### PROBLEM REQUIREMENTS
Gather every line from the entries below that includes "Example".

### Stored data
——————

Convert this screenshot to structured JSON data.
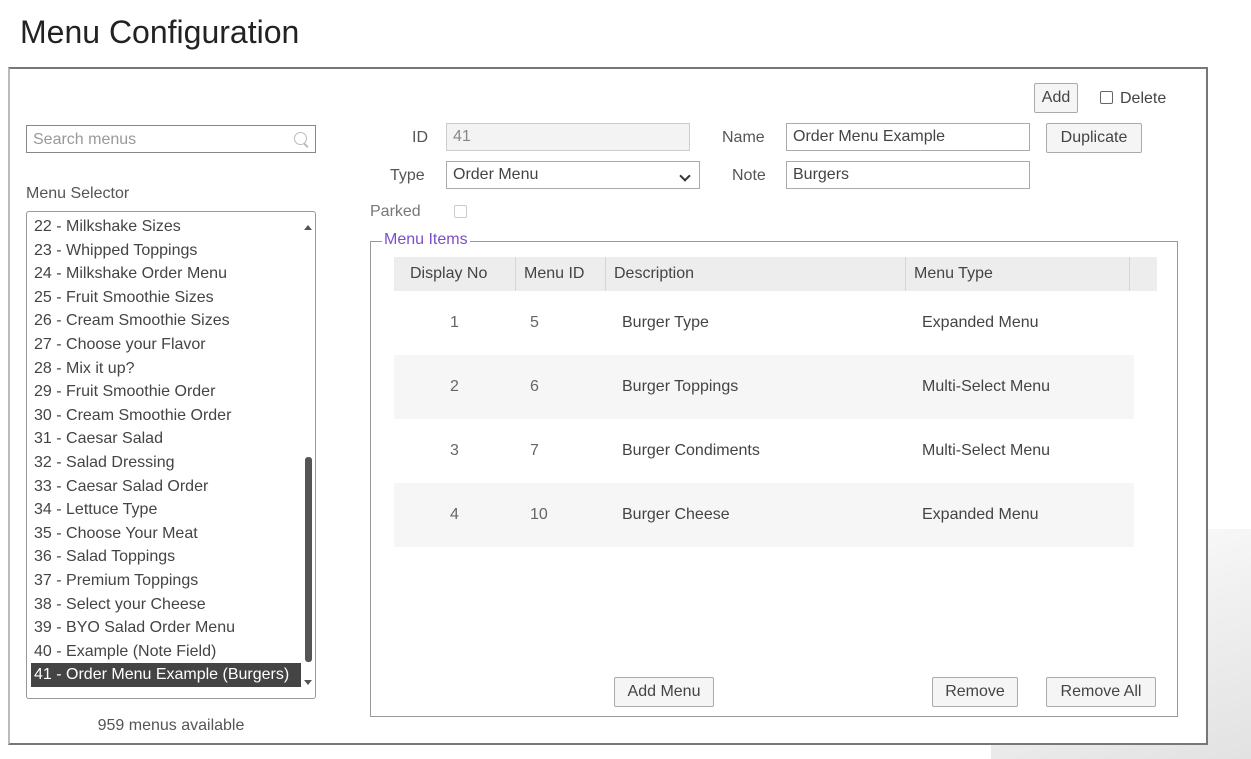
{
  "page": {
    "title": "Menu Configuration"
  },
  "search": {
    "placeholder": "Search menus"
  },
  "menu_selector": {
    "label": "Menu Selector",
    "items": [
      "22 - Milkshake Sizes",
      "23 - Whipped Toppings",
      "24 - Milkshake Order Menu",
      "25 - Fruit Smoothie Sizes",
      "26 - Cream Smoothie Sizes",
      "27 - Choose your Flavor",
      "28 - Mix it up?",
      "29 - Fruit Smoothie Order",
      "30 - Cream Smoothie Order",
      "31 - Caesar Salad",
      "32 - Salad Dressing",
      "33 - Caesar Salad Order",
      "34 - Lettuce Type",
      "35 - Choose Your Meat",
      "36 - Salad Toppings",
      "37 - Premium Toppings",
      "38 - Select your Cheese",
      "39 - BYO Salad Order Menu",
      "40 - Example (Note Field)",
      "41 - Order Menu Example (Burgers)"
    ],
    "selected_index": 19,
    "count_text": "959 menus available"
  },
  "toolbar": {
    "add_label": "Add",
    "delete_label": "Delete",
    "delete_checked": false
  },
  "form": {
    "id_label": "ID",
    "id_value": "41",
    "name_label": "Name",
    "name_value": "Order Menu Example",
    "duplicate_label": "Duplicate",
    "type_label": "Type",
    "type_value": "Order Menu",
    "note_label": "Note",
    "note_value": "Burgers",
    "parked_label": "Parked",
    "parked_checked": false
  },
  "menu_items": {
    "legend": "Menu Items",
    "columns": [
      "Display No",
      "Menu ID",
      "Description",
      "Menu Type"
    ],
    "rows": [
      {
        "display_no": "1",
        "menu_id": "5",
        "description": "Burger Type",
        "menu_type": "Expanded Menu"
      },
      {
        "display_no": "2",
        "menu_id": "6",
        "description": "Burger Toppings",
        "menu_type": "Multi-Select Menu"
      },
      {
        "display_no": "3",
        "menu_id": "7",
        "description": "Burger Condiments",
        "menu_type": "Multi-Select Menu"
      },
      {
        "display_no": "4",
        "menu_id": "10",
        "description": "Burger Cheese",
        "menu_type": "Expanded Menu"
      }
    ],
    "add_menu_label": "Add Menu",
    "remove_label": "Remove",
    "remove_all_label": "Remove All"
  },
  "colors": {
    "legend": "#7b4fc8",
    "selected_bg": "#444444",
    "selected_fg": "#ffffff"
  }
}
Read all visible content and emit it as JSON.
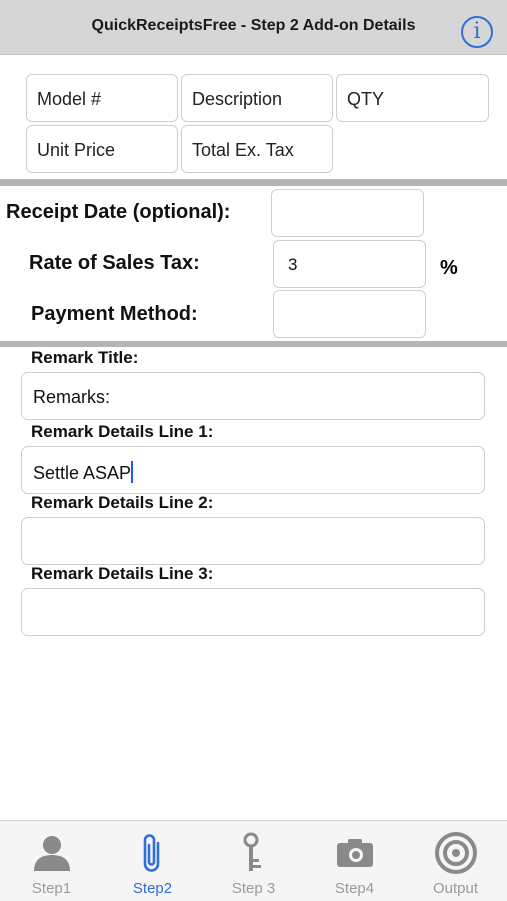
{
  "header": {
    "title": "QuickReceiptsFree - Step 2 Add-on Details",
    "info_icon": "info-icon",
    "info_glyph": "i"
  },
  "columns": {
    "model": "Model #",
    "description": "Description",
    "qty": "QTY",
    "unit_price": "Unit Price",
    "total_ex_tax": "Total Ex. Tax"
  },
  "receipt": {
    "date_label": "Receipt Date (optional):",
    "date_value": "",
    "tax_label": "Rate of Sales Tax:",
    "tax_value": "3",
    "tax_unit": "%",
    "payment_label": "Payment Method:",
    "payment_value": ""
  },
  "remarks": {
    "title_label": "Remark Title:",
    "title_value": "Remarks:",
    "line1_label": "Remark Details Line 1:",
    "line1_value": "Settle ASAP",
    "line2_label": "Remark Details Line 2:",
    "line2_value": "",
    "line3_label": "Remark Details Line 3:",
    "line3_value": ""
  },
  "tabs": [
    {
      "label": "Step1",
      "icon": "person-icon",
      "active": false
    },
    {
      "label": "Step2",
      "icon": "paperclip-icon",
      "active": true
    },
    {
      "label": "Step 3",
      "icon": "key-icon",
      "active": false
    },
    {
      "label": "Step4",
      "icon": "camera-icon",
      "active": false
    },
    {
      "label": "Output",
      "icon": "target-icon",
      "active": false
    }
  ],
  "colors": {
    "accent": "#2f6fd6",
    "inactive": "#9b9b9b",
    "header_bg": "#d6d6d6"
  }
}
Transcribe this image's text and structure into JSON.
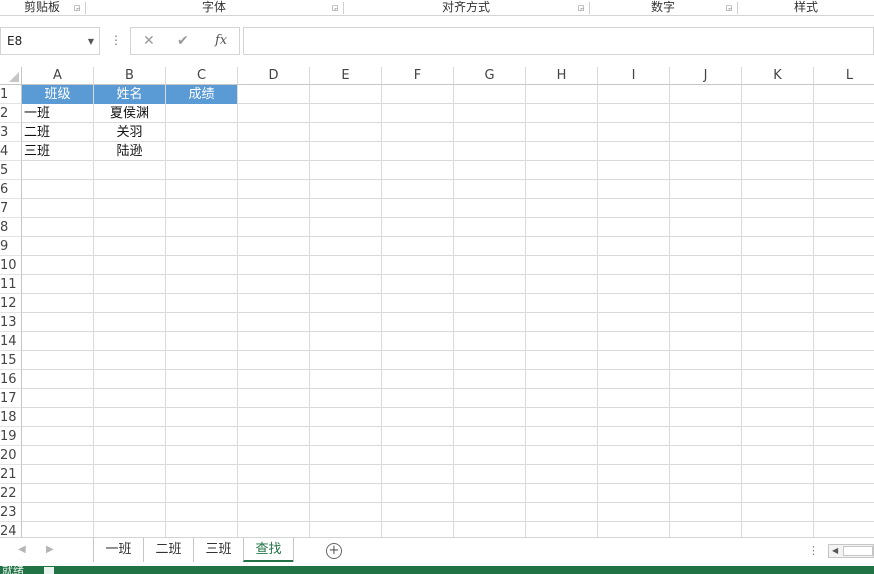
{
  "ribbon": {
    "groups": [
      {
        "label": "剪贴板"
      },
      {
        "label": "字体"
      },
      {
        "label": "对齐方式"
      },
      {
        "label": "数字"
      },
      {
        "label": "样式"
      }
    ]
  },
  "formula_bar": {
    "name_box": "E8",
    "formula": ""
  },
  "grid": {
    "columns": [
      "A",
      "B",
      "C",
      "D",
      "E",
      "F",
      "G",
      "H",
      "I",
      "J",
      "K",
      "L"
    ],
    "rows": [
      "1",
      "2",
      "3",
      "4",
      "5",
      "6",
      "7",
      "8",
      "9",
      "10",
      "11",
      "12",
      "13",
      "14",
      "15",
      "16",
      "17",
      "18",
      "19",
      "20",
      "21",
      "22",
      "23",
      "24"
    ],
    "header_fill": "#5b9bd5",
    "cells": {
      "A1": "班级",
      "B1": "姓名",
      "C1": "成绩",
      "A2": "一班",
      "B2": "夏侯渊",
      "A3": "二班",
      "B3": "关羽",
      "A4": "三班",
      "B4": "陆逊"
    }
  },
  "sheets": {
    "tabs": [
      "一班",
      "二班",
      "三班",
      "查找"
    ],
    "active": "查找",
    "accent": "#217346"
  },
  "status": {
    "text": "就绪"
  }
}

——————

### ANSWER FOR THE TASK
      "40 - Example (Note Field)",
      "41 - Order Menu Example (Burgers)"
    "name_value": "Order Menu Example",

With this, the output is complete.